* _課題 1_: イタリアンレストランの動向に関する記事から、「業種・業態別動向 「イタリアンレストランの動向 」(日本食糧新聞社」から「やっている状況を見てみよう。」までの部分を原文どおりに抜き出すこと。
* _課題 2_: イタリアンレストランの動向に関する記事によると、米国の役所で設定されている接待の金額の枠はおよそいくらか。

* _抜粋_:
•••
業種・業態別動向 「イタリアンレストランの動向 」(日本食糧新聞社 外食レストラン新聞1998年4月6日)

現在イタリアンレストランが大流行だ。最近オープンした駅ビルなどを訪問すると半分以上がイタリアンだったりする。この傾向は日本だけでなく米国でも同様だ。まず米国でイタリアンがはやっている状況を見てみよう。

1)米国の状況
戦後に生まれた団塊の世代は米国で最も大きな人口となり、老齢化につれて人々は、昔食べていた味を求める回帰現象が起きている。それがお袋の味、英語でいうとカンファタブルフードだ。アメリカ人にとってのおふくろの味はミートローフ、マッシュポテト、フライドチキン、ラザニア、ミートボールスパゲッティなどのイタリア家庭料理であり、料理のジャンルでトップの伸びを示している。イタリアの移民が多かったという理由もあるが、米国人にとってイタリアのお母さんというのは料理上手だというイメージがあり家庭の食事で良くイタリア料理を出していたというのがお袋の味=イタリアン料理という理由だ。

イタリアンをはやらせているもう一つの原因が企業社会の慣習の変化だ。官官接待や、企業の官庁の接待は実質的にできないと言う側面もあり,日本の様な高級料亭やフランス料理の接待は元々少なかった。それがここ10年ほどの間に更に厳しくなり、米国内はもとより海外の取引でも接待の金額の枠を設定したり(役所では20ドルくらいであるが、企業でも100ドル以上は報告の義務があるのが一般的だ)、贈賄を禁止する倫理規定を企業は取り入れだした。

レーガンが開始した規制緩和と減税も大きな影響をレストランに与えている。減税を行うために税制のシンプル化を行い、従来会社の経費控除として認められていた接待交際費の適用が大変厳しくなり、接待は個人の金で行うようになってきた。個人の累進課税も同時に軽減したので、個人でも払えるようになった。
•••
* _提供データ_:
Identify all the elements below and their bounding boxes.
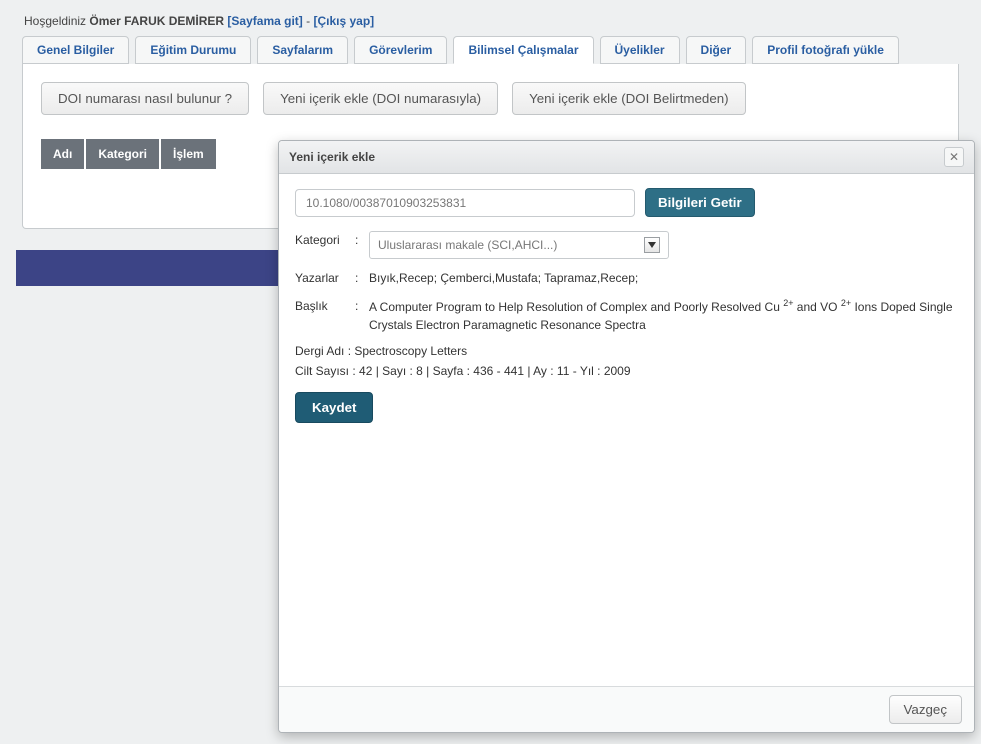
•••
* _解答 1_:
業種・業態別動向 「イタリアンレストランの動向 」(日本食糧新聞社 外食レストラン新聞1998年4月6日)

現在イタリアンレストランが大流行だ。最近オープンした駅ビルなどを訪問すると半分以上がイタリアンだったりする。この傾向は日本だけでなく米国でも同様だ。まず米国でイタリアンがはやっている状況を見てみよう。

* _解答 2_: 20ドルくらい。